Problem to work on. Output every entry exactly, from the first line to the last.

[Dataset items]
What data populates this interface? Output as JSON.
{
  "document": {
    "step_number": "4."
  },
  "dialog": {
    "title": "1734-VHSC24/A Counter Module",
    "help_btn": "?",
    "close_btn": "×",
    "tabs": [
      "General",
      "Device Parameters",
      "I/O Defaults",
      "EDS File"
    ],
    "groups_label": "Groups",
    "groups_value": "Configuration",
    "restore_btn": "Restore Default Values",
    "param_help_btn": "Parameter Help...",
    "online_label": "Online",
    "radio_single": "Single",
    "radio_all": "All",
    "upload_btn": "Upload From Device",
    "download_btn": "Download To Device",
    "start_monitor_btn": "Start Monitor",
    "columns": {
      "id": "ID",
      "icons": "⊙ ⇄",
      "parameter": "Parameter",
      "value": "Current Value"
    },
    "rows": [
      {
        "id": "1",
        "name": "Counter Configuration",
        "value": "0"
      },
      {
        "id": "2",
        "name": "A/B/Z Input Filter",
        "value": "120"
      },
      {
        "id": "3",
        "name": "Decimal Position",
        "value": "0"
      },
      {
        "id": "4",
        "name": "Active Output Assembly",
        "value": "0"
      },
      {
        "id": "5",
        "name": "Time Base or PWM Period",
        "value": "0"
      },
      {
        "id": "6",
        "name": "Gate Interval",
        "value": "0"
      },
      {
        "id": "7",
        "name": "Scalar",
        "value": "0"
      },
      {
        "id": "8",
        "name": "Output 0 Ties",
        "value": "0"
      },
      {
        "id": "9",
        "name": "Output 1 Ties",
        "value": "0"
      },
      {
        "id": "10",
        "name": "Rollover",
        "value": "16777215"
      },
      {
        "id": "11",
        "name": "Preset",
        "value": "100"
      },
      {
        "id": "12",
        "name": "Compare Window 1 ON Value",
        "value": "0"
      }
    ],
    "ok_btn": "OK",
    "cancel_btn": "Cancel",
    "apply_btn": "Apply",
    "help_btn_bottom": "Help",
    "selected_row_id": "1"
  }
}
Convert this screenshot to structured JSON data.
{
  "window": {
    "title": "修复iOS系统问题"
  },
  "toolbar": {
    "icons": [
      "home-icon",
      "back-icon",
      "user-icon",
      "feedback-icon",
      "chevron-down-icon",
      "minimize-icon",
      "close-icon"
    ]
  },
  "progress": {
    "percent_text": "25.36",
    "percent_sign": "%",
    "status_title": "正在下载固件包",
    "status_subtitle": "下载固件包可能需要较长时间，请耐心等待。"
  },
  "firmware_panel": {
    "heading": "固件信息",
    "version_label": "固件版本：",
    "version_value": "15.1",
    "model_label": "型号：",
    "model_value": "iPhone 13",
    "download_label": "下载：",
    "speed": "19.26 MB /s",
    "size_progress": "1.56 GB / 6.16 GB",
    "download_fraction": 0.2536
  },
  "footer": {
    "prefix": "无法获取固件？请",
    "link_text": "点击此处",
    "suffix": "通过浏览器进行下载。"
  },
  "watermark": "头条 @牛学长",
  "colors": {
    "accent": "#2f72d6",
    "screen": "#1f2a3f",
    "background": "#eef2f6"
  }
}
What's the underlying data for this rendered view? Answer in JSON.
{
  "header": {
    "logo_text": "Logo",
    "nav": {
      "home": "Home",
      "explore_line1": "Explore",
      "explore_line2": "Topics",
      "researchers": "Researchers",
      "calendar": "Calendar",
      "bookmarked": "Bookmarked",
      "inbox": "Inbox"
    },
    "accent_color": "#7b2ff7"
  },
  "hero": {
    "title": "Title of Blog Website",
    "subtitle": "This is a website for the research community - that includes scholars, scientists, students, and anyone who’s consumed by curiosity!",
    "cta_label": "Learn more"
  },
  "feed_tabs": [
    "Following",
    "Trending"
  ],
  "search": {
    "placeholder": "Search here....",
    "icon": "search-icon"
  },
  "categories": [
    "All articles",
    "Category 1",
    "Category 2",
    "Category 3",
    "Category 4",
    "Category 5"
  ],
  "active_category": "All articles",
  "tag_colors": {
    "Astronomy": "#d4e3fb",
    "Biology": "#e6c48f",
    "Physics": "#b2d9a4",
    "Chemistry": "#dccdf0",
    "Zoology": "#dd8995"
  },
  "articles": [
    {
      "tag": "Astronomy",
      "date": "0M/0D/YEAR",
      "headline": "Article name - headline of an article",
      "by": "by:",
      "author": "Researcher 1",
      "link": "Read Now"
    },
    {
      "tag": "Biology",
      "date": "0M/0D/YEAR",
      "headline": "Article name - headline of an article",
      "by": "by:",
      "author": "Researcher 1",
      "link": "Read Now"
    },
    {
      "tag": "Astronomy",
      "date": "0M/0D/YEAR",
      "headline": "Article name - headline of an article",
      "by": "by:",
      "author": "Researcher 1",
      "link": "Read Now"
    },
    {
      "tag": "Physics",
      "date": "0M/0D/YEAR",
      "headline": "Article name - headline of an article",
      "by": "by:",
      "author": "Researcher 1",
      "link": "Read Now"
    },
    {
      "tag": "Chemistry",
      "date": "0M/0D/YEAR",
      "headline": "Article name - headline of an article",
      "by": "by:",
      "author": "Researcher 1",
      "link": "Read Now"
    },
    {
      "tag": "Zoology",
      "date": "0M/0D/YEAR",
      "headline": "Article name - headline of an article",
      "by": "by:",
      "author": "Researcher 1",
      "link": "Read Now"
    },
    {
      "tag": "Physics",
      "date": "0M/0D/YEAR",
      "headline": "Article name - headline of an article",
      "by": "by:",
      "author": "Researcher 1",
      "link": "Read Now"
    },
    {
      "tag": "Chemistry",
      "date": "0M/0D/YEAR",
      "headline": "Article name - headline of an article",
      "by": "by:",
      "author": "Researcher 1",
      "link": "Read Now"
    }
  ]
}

Answer to this exercise.
What data populates this interface? Output as JSON.
{
  "document": {
    "step_number": "4."
  },
  "dialog": {
    "title": "1734-VHSC24/A Counter Module",
    "help_btn": "?",
    "close_btn": "×",
    "tabs": [
      "General",
      "Device Parameters",
      "I/O Defaults",
      "EDS File"
    ],
    "groups_label": "Groups",
    "groups_value": "Configuration",
    "restore_btn": "Restore Default Values",
    "param_help_btn": "Parameter Help...",
    "online_label": "Online",
    "radio_single": "Single",
    "radio_all": "All",
    "upload_btn": "Upload From Device",
    "download_btn": "Download To Device",
    "start_monitor_btn": "Start Monitor",
    "columns": {
      "id": "ID",
      "icons": "⊙ ⇄",
      "parameter": "Parameter",
      "value": "Current Value"
    },
    "rows": [
      {
        "id": "1",
        "name": "Counter Configuration",
        "value": "0"
      },
      {
        "id": "2",
        "name": "A/B/Z Input Filter",
        "value": "120"
      },
      {
        "id": "3",
        "name": "Decimal Position",
        "value": "0"
      },
      {
        "id": "4",
        "name": "Active Output Assembly",
        "value": "0"
      },
      {
        "id": "5",
        "name": "Time Base or PWM Period",
        "value": "0"
      },
      {
        "id": "6",
        "name": "Gate Interval",
        "value": "0"
      },
      {
        "id": "7",
        "name": "Scalar",
        "value": "0"
      },
      {
        "id": "8",
        "name": "Output 0 Ties",
        "value": "0"
      },
      {
        "id": "9",
        "name": "Output 1 Ties",
        "value": "0"
      },
      {
        "id": "10",
        "name": "Rollover",
        "value": "16777215"
      },
      {
        "id": "11",
        "name": "Preset",
        "value": "100"
      },
      {
        "id": "12",
        "name": "Compare Window 1 ON Value",
        "value": "0"
      }
    ],
    "ok_btn": "OK",
    "cancel_btn": "Cancel",
    "apply_btn": "Apply",
    "help_btn_bottom": "Help",
    "selected_row_id": "1"
  }
}
Convert this screenshot to structured JSON data.
{
  "window": {
    "title": "修复iOS系统问题"
  },
  "toolbar": {
    "icons": [
      "home-icon",
      "back-icon",
      "user-icon",
      "feedback-icon",
      "chevron-down-icon",
      "minimize-icon",
      "close-icon"
    ]
  },
  "progress": {
    "percent_text": "25.36",
    "percent_sign": "%",
    "status_title": "正在下载固件包",
    "status_subtitle": "下载固件包可能需要较长时间，请耐心等待。"
  },
  "firmware_panel": {
    "heading": "固件信息",
    "version_label": "固件版本：",
    "version_value": "15.1",
    "model_label": "型号：",
    "model_value": "iPhone 13",
    "download_label": "下载：",
    "speed": "19.26 MB /s",
    "size_progress": "1.56 GB / 6.16 GB",
    "download_fraction": 0.2536
  },
  "footer": {
    "prefix": "无法获取固件？请",
    "link_text": "点击此处",
    "suffix": "通过浏览器进行下载。"
  },
  "watermark": "头条 @牛学长",
  "colors": {
    "accent": "#2f72d6",
    "screen": "#1f2a3f",
    "background": "#eef2f6"
  }
}
What's the underlying data for this rendered view? Answer in JSON.
{
  "header": {
    "logo_text": "Logo",
    "nav": {
      "home": "Home",
      "explore_line1": "Explore",
      "explore_line2": "Topics",
      "researchers": "Researchers",
      "calendar": "Calendar",
      "bookmarked": "Bookmarked",
      "inbox": "Inbox"
    },
    "accent_color": "#7b2ff7"
  },
  "hero": {
    "title": "Title of Blog Website",
    "subtitle": "This is a website for the research community - that includes scholars, scientists, students, and anyone who’s consumed by curiosity!",
    "cta_label": "Learn more"
  },
  "feed_tabs": [
    "Following",
    "Trending"
  ],
  "search": {
    "placeholder": "Search here....",
    "icon": "search-icon"
  },
  "categories": [
    "All articles",
    "Category 1",
    "Category 2",
    "Category 3",
    "Category 4",
    "Category 5"
  ],
  "active_category": "All articles",
  "tag_colors": {
    "Astronomy": "#d4e3fb",
    "Biology": "#e6c48f",
    "Physics": "#b2d9a4",
    "Chemistry": "#dccdf0",
    "Zoology": "#dd8995"
  },
  "articles": [
    {
      "tag": "Astronomy",
      "date": "0M/0D/YEAR",
      "headline": "Article name - headline of an article",
      "by": "by:",
      "author": "Researcher 1",
      "link": "Read Now"
    },
    {
      "tag": "Biology",
      "date": "0M/0D/YEAR",
      "headline": "Article name - headline of an article",
      "by": "by:",
      "author": "Researcher 1",
      "link": "Read Now"
    },
    {
      "tag": "Astronomy",
      "date": "0M/0D/YEAR",
      "headline": "Article name - headline of an article",
      "by": "by:",
      "author": "Researcher 1",
      "link": "Read Now"
    },
    {
      "tag": "Physics",
      "date": "0M/0D/YEAR",
      "headline": "Article name - headline of an article",
      "by": "by:",
      "author": "Researcher 1",
      "link": "Read Now"
    },
    {
      "tag": "Chemistry",
      "date": "0M/0D/YEAR",
      "headline": "Article name - headline of an article",
      "by": "by:",
      "author": "Researcher 1",
      "link": "Read Now"
    },
    {
      "tag": "Zoology",
      "date": "0M/0D/YEAR",
      "headline": "Article name - headline of an article",
      "by": "by:",
      "author": "Researcher 1",
      "link": "Read Now"
    },
    {
      "tag": "Physics",
      "date": "0M/0D/YEAR",
      "headline": "Article name - headline of an article",
      "by": "by:",
      "author": "Researcher 1",
      "link": "Read Now"
    },
    {
      "tag": "Chemistry",
      "date": "0M/0D/YEAR",
      "headline": "Article name - headline of an article",
      "by": "by:",
      "author": "Researcher 1",
      "link": "Read Now"
    }
  ]
}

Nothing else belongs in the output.